**Exercise instructions:**
Each line below that carries the string "page" must appear in the answer.

[Stored entries]
····················

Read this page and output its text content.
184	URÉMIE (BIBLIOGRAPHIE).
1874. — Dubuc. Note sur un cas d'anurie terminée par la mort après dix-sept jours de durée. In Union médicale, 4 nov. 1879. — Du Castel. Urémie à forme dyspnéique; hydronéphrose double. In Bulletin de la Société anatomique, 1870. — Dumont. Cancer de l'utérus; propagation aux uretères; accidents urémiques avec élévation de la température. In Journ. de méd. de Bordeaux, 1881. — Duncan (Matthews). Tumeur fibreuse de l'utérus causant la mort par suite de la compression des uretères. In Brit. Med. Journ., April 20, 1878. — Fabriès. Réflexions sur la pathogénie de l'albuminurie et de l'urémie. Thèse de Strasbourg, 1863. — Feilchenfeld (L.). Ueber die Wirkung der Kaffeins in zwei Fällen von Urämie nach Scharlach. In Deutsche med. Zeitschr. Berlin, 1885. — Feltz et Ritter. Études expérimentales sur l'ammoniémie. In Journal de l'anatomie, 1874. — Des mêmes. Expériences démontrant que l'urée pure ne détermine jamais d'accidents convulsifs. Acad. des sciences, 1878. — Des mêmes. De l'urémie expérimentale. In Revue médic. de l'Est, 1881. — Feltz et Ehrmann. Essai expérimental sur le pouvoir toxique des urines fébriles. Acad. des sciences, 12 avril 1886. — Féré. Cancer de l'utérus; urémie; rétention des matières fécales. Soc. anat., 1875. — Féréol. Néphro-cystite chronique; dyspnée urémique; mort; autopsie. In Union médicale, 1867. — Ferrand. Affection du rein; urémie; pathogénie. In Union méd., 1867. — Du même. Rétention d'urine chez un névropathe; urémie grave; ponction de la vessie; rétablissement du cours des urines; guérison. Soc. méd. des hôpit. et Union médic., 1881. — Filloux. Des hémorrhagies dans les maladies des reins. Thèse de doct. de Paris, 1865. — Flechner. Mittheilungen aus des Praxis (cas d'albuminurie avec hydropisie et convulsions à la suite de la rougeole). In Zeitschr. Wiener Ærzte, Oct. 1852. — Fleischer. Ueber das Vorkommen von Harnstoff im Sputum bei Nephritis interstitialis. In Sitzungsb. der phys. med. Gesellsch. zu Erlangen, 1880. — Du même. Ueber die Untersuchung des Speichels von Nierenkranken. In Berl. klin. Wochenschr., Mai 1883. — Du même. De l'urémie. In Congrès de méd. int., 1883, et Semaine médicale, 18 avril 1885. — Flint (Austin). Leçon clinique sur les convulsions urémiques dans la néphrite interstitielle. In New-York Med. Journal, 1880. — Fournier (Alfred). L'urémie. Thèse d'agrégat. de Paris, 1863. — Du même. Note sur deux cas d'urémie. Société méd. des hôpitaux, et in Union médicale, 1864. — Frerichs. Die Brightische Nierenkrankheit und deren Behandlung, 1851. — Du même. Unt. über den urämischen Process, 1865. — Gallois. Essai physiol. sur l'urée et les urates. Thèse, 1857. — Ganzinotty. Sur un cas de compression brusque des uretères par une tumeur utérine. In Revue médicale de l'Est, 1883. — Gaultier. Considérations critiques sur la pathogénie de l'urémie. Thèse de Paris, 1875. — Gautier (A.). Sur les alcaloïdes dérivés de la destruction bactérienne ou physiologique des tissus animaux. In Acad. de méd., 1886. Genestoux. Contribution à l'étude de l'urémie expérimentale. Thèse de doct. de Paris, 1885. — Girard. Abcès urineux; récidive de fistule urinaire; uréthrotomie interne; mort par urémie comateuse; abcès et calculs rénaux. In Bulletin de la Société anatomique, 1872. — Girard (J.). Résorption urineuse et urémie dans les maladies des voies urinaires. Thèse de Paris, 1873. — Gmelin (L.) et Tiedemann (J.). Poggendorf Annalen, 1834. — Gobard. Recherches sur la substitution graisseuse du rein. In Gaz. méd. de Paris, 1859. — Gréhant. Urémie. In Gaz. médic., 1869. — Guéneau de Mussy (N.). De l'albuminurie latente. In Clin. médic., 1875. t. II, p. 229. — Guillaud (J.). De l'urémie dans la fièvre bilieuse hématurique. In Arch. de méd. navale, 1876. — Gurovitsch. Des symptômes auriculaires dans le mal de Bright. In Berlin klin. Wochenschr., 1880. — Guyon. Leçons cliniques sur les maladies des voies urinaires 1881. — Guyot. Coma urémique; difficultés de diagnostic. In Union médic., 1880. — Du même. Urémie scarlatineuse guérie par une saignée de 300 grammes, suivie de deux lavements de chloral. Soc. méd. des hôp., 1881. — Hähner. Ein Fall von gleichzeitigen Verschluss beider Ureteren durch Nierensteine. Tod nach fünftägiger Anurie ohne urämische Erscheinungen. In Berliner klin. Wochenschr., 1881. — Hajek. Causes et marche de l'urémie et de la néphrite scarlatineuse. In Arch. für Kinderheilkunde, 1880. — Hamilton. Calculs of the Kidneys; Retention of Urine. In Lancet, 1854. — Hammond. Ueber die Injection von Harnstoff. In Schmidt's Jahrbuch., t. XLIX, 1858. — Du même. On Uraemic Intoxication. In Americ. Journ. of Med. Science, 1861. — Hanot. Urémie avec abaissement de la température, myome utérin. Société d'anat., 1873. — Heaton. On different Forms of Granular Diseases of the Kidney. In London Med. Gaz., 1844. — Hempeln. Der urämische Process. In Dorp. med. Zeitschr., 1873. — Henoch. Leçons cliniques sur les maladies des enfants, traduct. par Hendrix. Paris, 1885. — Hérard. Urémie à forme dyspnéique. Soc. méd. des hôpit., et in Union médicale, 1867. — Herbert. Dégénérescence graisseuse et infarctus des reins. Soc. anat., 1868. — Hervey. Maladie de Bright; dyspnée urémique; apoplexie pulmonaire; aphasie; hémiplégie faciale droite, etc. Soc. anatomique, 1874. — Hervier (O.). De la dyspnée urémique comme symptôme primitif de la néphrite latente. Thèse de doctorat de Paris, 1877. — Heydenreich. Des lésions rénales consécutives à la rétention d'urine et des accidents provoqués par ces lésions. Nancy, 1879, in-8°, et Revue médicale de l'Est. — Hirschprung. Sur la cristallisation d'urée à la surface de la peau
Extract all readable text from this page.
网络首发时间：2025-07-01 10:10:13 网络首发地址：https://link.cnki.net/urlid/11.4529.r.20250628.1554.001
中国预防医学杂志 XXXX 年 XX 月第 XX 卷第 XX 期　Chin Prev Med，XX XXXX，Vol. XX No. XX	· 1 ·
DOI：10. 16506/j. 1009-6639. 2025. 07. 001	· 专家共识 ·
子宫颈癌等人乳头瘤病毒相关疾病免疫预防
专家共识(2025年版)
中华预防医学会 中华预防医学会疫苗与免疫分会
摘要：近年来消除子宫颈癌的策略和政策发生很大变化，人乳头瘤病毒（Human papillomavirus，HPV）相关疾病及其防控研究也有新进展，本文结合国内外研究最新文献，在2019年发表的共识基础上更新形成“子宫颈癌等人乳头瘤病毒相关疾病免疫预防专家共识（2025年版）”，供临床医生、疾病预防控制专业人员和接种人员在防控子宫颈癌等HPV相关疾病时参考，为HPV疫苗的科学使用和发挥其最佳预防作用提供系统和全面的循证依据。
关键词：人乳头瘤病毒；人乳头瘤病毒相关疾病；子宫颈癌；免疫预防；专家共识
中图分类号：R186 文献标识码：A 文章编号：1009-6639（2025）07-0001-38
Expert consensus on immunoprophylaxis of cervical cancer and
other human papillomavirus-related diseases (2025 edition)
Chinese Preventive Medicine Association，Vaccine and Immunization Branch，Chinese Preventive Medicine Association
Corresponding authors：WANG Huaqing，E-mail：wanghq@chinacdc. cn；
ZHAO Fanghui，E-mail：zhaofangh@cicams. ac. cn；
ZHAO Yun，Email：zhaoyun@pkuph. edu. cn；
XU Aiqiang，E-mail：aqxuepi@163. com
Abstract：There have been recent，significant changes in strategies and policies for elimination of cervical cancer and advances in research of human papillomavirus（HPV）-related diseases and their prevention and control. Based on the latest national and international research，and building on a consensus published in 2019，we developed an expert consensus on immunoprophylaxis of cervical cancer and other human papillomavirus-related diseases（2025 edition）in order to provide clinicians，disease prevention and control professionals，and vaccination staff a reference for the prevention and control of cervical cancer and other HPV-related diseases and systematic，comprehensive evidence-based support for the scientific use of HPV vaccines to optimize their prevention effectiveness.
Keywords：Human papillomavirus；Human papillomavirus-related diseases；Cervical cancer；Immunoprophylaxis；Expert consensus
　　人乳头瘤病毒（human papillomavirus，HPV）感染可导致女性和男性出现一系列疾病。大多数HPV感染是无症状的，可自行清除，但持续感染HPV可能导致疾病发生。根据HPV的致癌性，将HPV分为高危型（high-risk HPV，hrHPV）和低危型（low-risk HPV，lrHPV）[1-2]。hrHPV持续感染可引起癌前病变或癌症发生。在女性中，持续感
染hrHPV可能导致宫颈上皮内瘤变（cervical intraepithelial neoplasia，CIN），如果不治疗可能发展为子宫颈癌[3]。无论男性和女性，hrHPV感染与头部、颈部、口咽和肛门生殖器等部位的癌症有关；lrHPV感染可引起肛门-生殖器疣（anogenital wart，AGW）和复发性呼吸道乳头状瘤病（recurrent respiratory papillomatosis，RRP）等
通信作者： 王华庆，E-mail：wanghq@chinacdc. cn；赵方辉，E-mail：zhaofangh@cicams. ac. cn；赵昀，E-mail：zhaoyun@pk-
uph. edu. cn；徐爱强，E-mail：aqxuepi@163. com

····················

**Exercise result:**
Read this page and output its text content.
Extract all readable text from this page.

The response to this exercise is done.